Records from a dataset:
— begin —
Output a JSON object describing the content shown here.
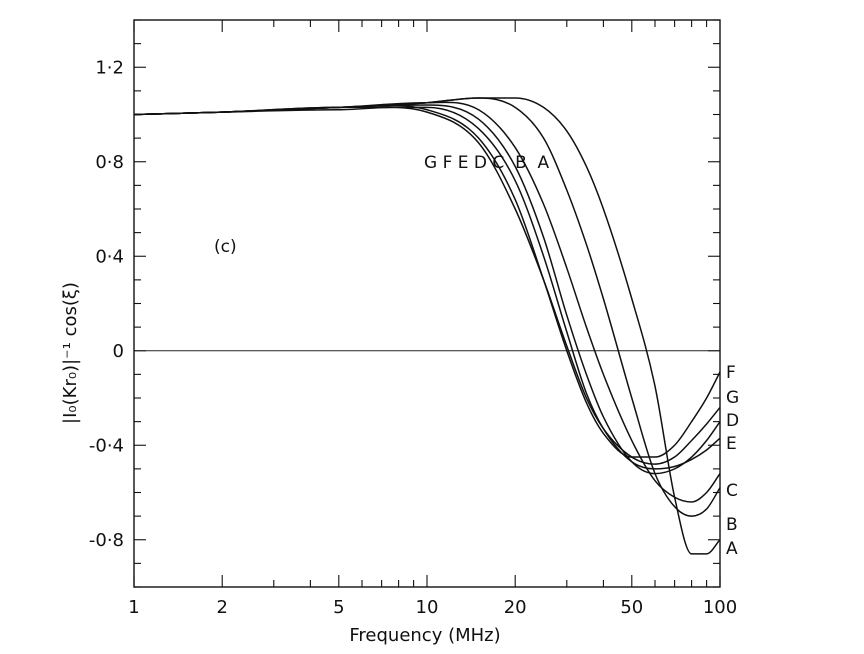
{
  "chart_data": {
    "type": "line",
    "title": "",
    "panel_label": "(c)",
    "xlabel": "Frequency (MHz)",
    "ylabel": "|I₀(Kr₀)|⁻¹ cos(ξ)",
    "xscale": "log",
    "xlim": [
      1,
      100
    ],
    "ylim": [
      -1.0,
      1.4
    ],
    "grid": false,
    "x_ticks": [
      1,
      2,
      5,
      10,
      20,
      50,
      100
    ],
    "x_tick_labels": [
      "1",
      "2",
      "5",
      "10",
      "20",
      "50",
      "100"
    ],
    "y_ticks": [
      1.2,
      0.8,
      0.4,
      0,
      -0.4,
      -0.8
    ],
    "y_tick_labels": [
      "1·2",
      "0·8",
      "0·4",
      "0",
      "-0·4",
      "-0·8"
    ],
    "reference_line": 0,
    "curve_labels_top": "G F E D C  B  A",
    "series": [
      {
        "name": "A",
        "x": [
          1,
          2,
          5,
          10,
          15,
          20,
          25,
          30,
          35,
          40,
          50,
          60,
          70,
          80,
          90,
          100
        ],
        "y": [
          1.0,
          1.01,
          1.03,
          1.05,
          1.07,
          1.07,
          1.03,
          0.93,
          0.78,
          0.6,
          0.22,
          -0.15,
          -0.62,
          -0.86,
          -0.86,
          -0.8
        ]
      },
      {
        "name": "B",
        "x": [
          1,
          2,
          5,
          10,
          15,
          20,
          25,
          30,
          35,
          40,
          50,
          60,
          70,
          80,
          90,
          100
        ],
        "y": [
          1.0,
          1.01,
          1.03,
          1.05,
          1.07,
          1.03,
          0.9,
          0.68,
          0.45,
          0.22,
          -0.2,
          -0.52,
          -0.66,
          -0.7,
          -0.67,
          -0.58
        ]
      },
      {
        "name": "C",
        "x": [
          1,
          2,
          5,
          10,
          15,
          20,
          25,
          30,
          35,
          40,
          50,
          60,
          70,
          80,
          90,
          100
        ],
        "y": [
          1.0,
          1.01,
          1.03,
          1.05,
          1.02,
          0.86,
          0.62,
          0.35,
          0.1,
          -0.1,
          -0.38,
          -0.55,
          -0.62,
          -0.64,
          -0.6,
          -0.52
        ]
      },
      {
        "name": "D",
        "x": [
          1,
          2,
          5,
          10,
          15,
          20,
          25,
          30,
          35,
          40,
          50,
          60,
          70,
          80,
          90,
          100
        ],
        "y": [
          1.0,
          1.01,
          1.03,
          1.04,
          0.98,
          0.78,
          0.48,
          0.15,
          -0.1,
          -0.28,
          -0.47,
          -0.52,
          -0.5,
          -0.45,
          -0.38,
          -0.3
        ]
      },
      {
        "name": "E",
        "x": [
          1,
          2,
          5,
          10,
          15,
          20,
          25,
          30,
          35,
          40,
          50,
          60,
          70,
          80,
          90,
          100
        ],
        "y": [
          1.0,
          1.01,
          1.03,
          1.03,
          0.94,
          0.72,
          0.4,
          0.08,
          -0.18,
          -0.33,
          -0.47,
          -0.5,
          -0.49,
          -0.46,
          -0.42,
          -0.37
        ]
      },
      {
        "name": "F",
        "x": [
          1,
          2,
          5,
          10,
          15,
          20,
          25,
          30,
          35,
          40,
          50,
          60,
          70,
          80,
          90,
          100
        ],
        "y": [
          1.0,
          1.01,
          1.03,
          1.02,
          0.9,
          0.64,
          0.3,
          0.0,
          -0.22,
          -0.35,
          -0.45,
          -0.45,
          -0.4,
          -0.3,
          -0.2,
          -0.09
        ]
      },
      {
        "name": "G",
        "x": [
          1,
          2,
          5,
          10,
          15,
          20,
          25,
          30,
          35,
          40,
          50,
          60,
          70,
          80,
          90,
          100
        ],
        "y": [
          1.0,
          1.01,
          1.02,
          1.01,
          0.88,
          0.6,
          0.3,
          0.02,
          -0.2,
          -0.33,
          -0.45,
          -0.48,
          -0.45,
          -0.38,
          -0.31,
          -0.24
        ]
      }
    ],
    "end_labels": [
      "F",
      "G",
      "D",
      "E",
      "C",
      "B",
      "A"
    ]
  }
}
— end —
State only the count of lines above that hold the string "name".

The completed task: 7